PROBLEM REQUIREMENTS:
Select, from the data, each line where "JSON" occurs.

DATA TO PROCESS:
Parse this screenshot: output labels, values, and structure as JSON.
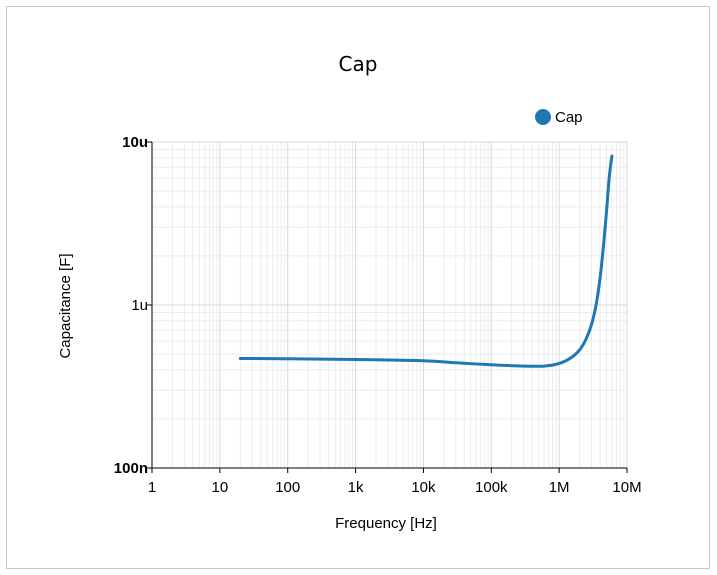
{
  "chart_data": {
    "type": "line",
    "title": "Cap",
    "xlabel": "Frequency [Hz]",
    "ylabel": "Capacitance [F]",
    "x_scale": "log",
    "y_scale": "log",
    "xlim": [
      1,
      10000000
    ],
    "ylim": [
      1e-07,
      1e-05
    ],
    "grid": true,
    "legend_position": "top-right",
    "x_ticks": [
      {
        "value": 1,
        "label": "1",
        "bold": false
      },
      {
        "value": 10,
        "label": "10",
        "bold": false
      },
      {
        "value": 100,
        "label": "100",
        "bold": false
      },
      {
        "value": 1000,
        "label": "1k",
        "bold": false
      },
      {
        "value": 10000,
        "label": "10k",
        "bold": false
      },
      {
        "value": 100000,
        "label": "100k",
        "bold": false
      },
      {
        "value": 1000000,
        "label": "1M",
        "bold": false
      },
      {
        "value": 10000000,
        "label": "10M",
        "bold": false
      }
    ],
    "y_ticks": [
      {
        "value": 1e-07,
        "label": "100n",
        "bold": true
      },
      {
        "value": 1e-06,
        "label": "1u",
        "bold": false
      },
      {
        "value": 1e-05,
        "label": "10u",
        "bold": true
      }
    ],
    "series": [
      {
        "name": "Cap",
        "color": "#1f77b4",
        "points": [
          [
            20,
            4.7e-07
          ],
          [
            100,
            4.68e-07
          ],
          [
            1000,
            4.63e-07
          ],
          [
            10000,
            4.55e-07
          ],
          [
            30000,
            4.42e-07
          ],
          [
            100000,
            4.3e-07
          ],
          [
            300000,
            4.22e-07
          ],
          [
            600000,
            4.22e-07
          ],
          [
            1000000,
            4.38e-07
          ],
          [
            1500000,
            4.75e-07
          ],
          [
            2000000,
            5.3e-07
          ],
          [
            2500000,
            6.2e-07
          ],
          [
            3000000,
            7.6e-07
          ],
          [
            3500000,
            1e-06
          ],
          [
            4000000,
            1.45e-06
          ],
          [
            4500000,
            2.3e-06
          ],
          [
            5000000,
            3.8e-06
          ],
          [
            5500000,
            6.2e-06
          ],
          [
            6000000,
            8.2e-06
          ]
        ]
      }
    ]
  }
}
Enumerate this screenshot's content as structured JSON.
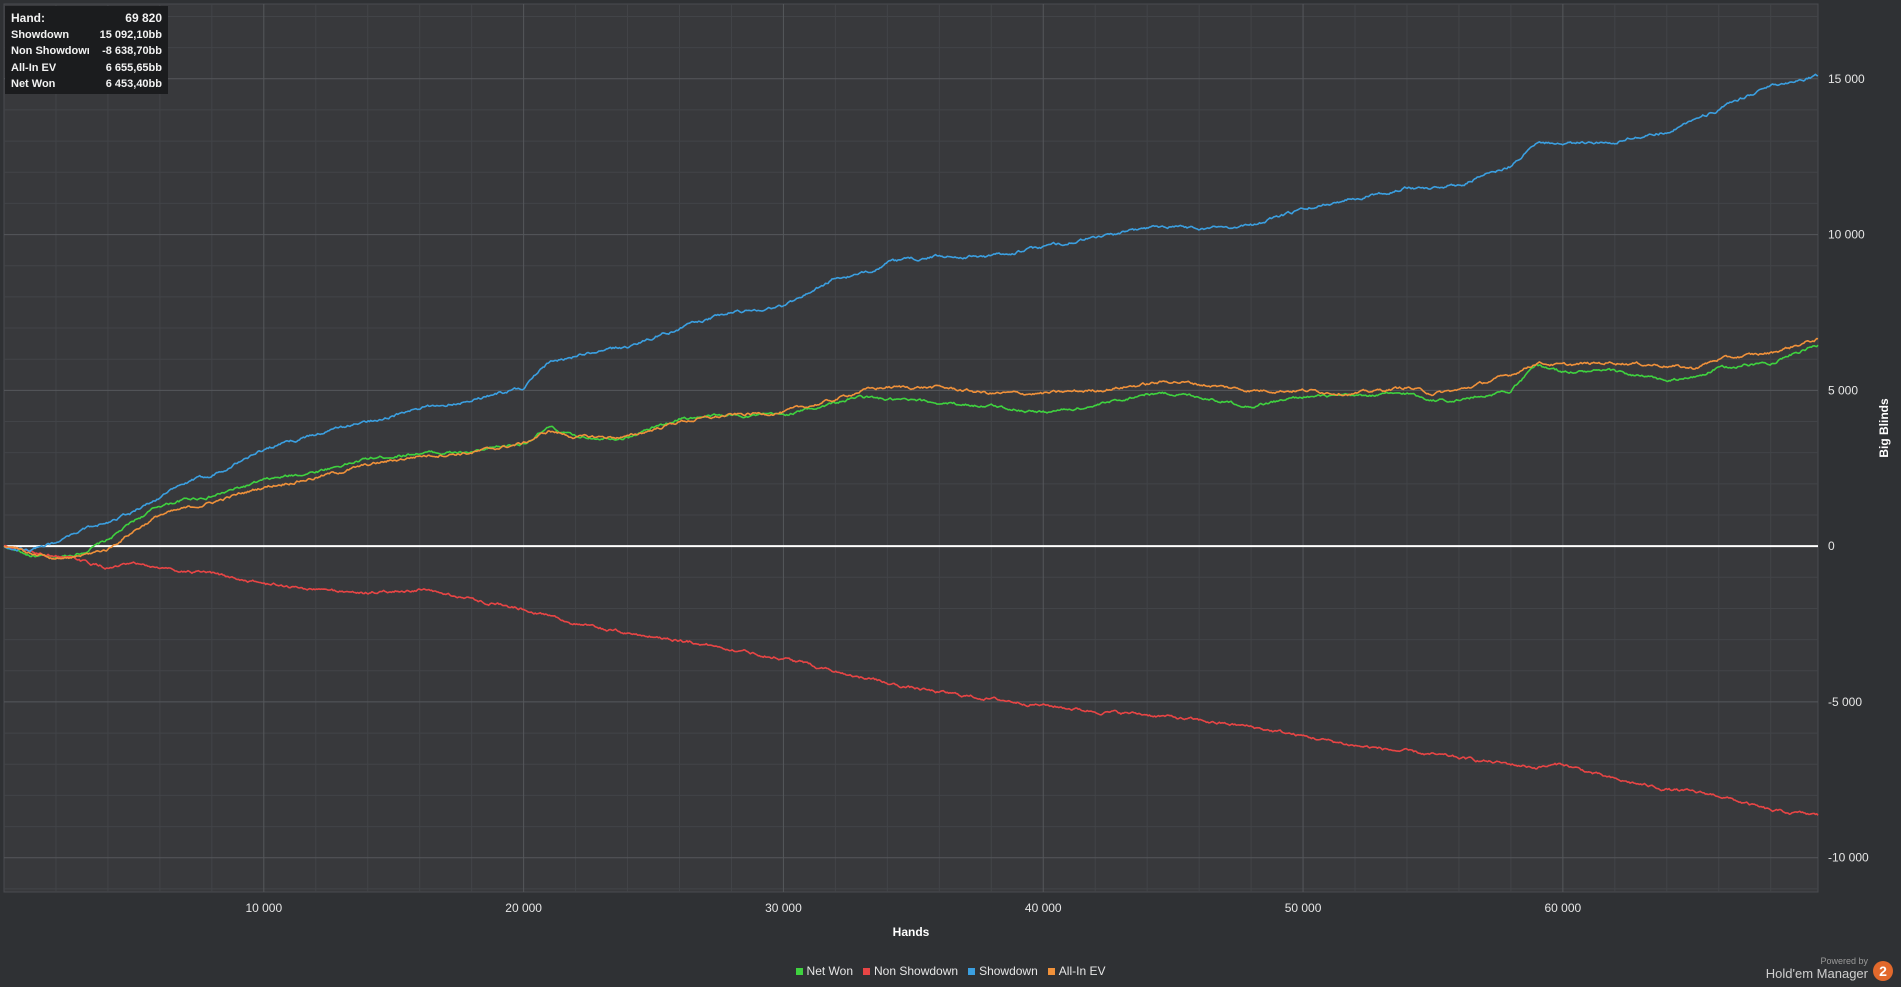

REPLY TO THE EXERCISE:
Parse this screenshot: output labels, values, and structure as JSON.
Enumerate this screenshot's content as structured JSON.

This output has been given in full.